■ Work to complete: Transcribe the portion of the Bergamo travel account below that begins with "The train trip" and continues through "about... so I wont.".

■ Selected excerpt:
......

Monday, January 12, 2009

Bergamo high-life

Bergamo is about an hour outside Milan on the way to Switzerland. It was founded by the Celts, one of whom tossed a rock and decided to fit an entire town within the distance the rock traveled. Mind you, the size of the place is deceptive, as the topology resembles the cardiograph of a multiple heart attack victim.

The Celts threw up some walls and settled down. Apparently the walls weren’t very good as the Romans snatched the place away pretty quick smart. The Romans then set about building their own walls and this has pretty much been the story until recently with successive waves of invaders building defensive walls onion-skin fashion all the way down to the plain below.

The walls on the plain were demolished in the 19th century. This allowed a fairly ugly urban sprawl to spew across the plain. Mind you the urban sprawl is probably a greater deterrent to invaders than the walls ever were. But remember, nothing deters a tourist!

The train trip from Milan was uneventful but remarkably cheap – and cheaper still if you know beforehand that no one checks the tickets. Within 15 minutes you are out of the old city of Milan and into the ugly bit, but equally quickly you into an area of market gardens. Snow capped mountains appear and suddenly you are at Bergamo station. Bergamo station is nothing to write home about... so I wont.

On leaving the station you walk along what appears to be the main street for about a kilometer (I could be wrong) until you come to the funicular railway. You can also catch a bus up to either the ‘citi alta’ or the funicular railway if you can work out how to buy a ticket. However, like the railways, the buses haven’t discovered ticket inspectors (or are too civilized to consider them), so it is up to your conscience whether or not you pay. We walked.

The funicular is a tiny little thing built from left over bits of an eight gauge Hornby train set and an old sewing machine. It lethargically bobs up and down the hillside like a yoyo on Mogadon. Unfortunately, it travels through a tunnel thus cheating you of what would be a spectacular view. Once at the top you enter a square - actually it is a far more complex geometric shape. Take any quaint winding, cobbled street you like and you wind up at the Duomo. As we were there we decided to make it or first point of call. The Duomo is a lovely building. The outside is polychromatic stone and a mass of statues and carvings obviously inspired by but one tenth as amazing as the Duomo in Milan. The interior is very ornate and a tad dazzling and you are not allowed to take photographs. I discovered that if you turn off the sound effects on your camera and pretend to be praying you can get away with a bit of surreptitious photography.

......

Items listed in a dataset
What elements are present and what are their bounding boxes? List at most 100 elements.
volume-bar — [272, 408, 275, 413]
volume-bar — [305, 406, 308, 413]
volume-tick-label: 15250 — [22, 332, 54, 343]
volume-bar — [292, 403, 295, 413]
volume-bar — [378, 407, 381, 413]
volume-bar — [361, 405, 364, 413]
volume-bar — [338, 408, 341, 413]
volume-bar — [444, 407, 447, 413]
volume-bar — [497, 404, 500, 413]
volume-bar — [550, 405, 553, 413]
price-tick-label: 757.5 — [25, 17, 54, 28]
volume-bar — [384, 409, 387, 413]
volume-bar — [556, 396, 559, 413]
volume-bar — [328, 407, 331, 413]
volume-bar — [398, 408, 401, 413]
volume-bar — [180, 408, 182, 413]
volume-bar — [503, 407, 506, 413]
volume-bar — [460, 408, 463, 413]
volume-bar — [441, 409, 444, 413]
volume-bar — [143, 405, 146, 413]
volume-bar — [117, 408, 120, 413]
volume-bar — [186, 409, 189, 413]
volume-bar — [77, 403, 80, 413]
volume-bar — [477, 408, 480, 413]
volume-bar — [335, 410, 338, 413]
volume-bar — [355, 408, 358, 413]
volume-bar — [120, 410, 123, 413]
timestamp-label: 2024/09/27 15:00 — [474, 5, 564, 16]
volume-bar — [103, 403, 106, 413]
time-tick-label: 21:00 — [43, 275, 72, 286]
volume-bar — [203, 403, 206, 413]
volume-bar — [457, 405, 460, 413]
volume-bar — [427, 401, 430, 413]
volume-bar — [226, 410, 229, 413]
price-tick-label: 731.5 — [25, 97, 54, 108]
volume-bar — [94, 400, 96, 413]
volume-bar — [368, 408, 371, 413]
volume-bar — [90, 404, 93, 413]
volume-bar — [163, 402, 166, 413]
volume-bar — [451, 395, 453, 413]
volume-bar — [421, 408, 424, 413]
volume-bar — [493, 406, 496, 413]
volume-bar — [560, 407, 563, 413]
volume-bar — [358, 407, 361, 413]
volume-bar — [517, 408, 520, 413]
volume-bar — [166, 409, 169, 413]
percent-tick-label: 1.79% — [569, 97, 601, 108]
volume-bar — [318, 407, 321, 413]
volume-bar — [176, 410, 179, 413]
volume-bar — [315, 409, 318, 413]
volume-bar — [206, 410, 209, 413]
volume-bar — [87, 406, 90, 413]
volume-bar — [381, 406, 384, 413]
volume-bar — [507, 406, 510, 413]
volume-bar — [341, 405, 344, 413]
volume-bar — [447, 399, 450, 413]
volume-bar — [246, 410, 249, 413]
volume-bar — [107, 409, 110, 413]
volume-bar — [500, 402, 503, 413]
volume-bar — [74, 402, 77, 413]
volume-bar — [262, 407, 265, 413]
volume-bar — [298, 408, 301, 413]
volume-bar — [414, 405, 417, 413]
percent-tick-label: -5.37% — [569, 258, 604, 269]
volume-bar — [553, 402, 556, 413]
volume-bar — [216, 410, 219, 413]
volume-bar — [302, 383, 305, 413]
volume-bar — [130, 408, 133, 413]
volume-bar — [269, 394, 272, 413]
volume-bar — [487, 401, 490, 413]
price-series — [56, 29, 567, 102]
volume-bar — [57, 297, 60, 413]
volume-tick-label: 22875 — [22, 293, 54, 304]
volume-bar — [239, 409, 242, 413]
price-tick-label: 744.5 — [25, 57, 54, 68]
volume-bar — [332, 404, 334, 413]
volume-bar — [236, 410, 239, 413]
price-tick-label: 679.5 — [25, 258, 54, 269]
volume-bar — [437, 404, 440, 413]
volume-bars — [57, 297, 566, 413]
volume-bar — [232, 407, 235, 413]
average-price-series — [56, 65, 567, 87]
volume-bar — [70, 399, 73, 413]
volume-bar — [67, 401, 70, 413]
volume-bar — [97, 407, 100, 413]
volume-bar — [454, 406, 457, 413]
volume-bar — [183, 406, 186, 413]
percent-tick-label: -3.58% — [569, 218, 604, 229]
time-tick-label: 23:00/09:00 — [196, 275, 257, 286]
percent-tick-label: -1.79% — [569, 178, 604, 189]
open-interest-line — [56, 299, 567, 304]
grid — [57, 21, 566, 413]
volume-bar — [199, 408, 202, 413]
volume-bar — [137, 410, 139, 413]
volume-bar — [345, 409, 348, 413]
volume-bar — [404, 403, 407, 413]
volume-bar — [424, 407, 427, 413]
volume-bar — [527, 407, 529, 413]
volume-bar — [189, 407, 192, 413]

......

■ Written answer:
The train trip from Milan was uneventful but remarkably cheap – and cheaper still if you know beforehand that no one checks the tickets. Within 15 minutes you are out of the old city of Milan and into the ugly bit, but equally quickly you into an area of market gardens. Snow capped mountains appear and suddenly you are at Bergamo station. Bergamo station is nothing to write home about... so I wont.